◆ **What you should do**
Return the lines below that carry the word "stoppen".

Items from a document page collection
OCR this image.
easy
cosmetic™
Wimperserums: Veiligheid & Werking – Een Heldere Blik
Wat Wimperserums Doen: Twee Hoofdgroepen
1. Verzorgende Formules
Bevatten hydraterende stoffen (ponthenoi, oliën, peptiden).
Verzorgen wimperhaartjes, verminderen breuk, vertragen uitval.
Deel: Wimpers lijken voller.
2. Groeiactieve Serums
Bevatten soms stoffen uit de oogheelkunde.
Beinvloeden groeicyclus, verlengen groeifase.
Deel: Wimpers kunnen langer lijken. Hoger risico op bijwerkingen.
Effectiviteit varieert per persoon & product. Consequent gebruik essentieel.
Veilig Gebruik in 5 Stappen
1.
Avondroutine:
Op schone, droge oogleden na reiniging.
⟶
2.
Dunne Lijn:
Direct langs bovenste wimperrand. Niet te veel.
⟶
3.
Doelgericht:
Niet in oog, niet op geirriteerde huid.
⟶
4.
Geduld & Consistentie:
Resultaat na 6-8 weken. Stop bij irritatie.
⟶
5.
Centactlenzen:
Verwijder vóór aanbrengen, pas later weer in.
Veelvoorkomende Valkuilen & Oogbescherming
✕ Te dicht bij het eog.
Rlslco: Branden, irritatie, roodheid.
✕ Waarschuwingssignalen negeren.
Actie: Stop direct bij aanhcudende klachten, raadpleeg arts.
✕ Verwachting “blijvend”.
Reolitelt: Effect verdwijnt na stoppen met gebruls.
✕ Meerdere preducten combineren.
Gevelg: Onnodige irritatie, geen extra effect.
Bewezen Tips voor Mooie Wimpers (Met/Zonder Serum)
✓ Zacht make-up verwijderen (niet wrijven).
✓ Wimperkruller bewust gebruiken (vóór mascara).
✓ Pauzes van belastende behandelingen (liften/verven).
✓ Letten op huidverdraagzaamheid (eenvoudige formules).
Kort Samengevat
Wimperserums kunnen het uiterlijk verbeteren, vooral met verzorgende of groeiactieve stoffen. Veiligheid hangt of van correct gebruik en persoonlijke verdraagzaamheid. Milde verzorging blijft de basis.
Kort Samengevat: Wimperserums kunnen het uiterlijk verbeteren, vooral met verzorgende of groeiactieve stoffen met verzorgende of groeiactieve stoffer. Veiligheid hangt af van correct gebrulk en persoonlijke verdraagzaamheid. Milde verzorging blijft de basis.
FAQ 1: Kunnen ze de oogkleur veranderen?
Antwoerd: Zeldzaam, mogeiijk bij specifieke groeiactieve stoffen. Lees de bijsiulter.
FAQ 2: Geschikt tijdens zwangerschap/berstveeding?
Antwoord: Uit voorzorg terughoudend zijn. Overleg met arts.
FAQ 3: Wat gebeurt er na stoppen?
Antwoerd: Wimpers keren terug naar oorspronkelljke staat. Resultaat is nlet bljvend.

◆ **Output of the exercise**
Reolitelt: Effect verdwijnt na stoppen met gebruls.
FAQ 3: Wat gebeurt er na stoppen?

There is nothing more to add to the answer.